Provided entries:

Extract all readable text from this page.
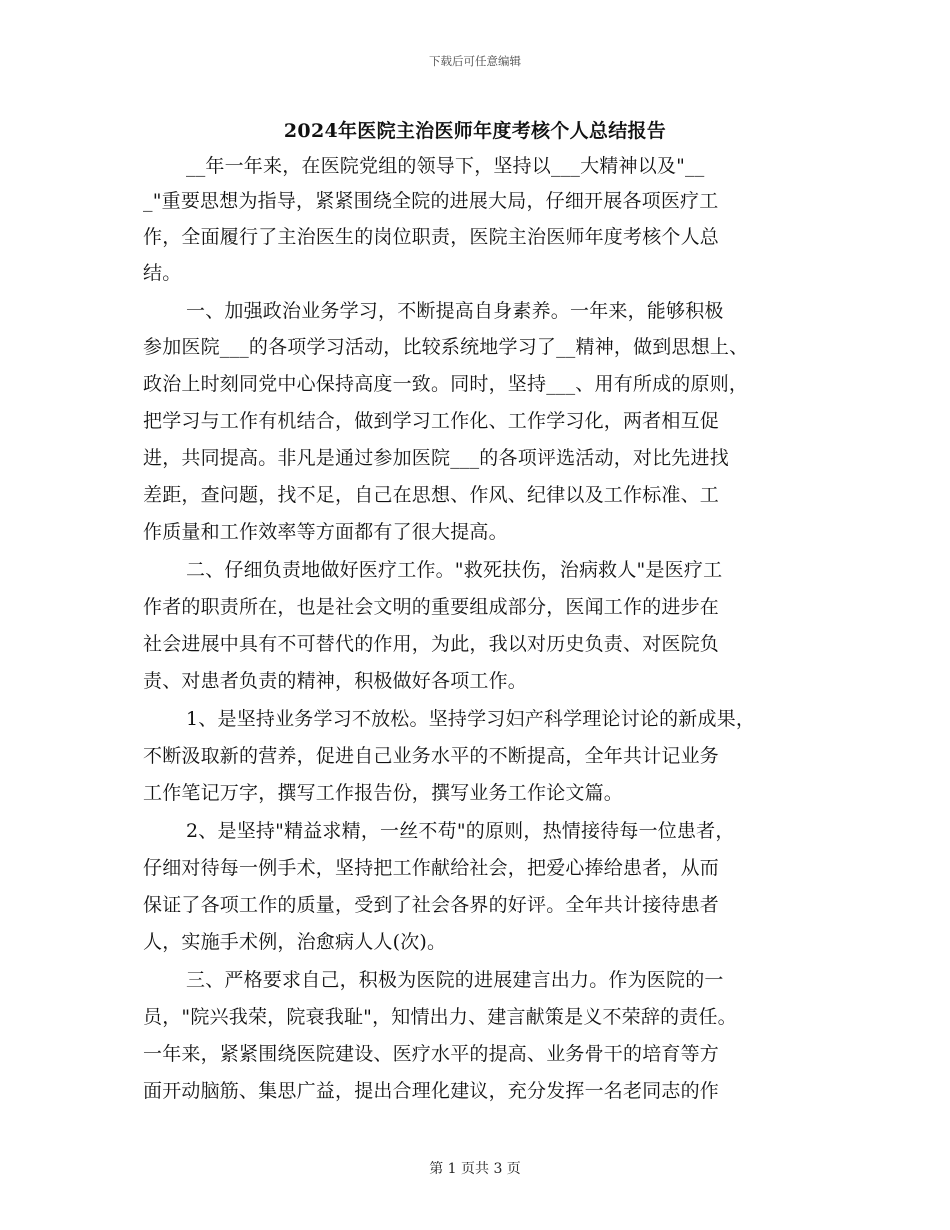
下载后可任意编辑
2024年医院主治医师年度考核个人总结报告
__年一年来，在医院党组的领导下，坚持以___大精神以及"__
_"重要思想为指导，紧紧围绕全院的进展大局，仔细开展各项医疗工
作，全面履行了主治医生的岗位职责，医院主治医师年度考核个人总
结。
一、加强政治业务学习，不断提高自身素养。一年来，能够积极
参加医院___的各项学习活动，比较系统地学习了__精神，做到思想上、
政治上时刻同党中心保持高度一致。同时，坚持___、用有所成的原则，
把学习与工作有机结合，做到学习工作化、工作学习化，两者相互促
进，共同提高。非凡是通过参加医院___的各项评选活动，对比先进找
差距，查问题，找不足，自己在思想、作风、纪律以及工作标准、工
作质量和工作效率等方面都有了很大提高。
二、仔细负责地做好医疗工作。"救死扶伤，治病救人"是医疗工
作者的职责所在，也是社会文明的重要组成部分，医闻工作的进步在
社会进展中具有不可替代的作用，为此，我以对历史负责、对医院负
责、对患者负责的精神，积极做好各项工作。
1、是坚持业务学习不放松。坚持学习妇产科学理论讨论的新成果，
不断汲取新的营养，促进自己业务水平的不断提高，全年共计记业务
工作笔记万字，撰写工作报告份，撰写业务工作论文篇。
2、是坚持"精益求精，一丝不苟"的原则，热情接待每一位患者，
仔细对待每一例手术，坚持把工作献给社会，把爱心捧给患者，从而
保证了各项工作的质量，受到了社会各界的好评。全年共计接待患者
人，实施手术例，治愈病人人(次)。
三、严格要求自己，积极为医院的进展建言出力。作为医院的一
员，"院兴我荣，院衰我耻"，知情出力、建言献策是义不荣辞的责任。
一年来，紧紧围绕医院建设、医疗水平的提高、业务骨干的培育等方
面开动脑筋、集思广益，提出合理化建议，充分发挥一名老同志的作
第 1 页共 3 页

Set exercise: Without the pictures, transcribe the listing above exactly.

Answer:
Extract all readable text from this page.
下载后可任意编辑
2024年医院主治医师年度考核个人总结报告
__年一年来，在医院党组的领导下，坚持以___大精神以及"__
_"重要思想为指导，紧紧围绕全院的进展大局，仔细开展各项医疗工
作，全面履行了主治医生的岗位职责，医院主治医师年度考核个人总
结。
一、加强政治业务学习，不断提高自身素养。一年来，能够积极
参加医院___的各项学习活动，比较系统地学习了__精神，做到思想上、
政治上时刻同党中心保持高度一致。同时，坚持___、用有所成的原则，
把学习与工作有机结合，做到学习工作化、工作学习化，两者相互促
进，共同提高。非凡是通过参加医院___的各项评选活动，对比先进找
差距，查问题，找不足，自己在思想、作风、纪律以及工作标准、工
作质量和工作效率等方面都有了很大提高。
二、仔细负责地做好医疗工作。"救死扶伤，治病救人"是医疗工
作者的职责所在，也是社会文明的重要组成部分，医闻工作的进步在
社会进展中具有不可替代的作用，为此，我以对历史负责、对医院负
责、对患者负责的精神，积极做好各项工作。
1、是坚持业务学习不放松。坚持学习妇产科学理论讨论的新成果，
不断汲取新的营养，促进自己业务水平的不断提高，全年共计记业务
工作笔记万字，撰写工作报告份，撰写业务工作论文篇。
2、是坚持"精益求精，一丝不苟"的原则，热情接待每一位患者，
仔细对待每一例手术，坚持把工作献给社会，把爱心捧给患者，从而
保证了各项工作的质量，受到了社会各界的好评。全年共计接待患者
人，实施手术例，治愈病人人(次)。
三、严格要求自己，积极为医院的进展建言出力。作为医院的一
员，"院兴我荣，院衰我耻"，知情出力、建言献策是义不荣辞的责任。
一年来，紧紧围绕医院建设、医疗水平的提高、业务骨干的培育等方
面开动脑筋、集思广益，提出合理化建议，充分发挥一名老同志的作
第 1 页共 3 页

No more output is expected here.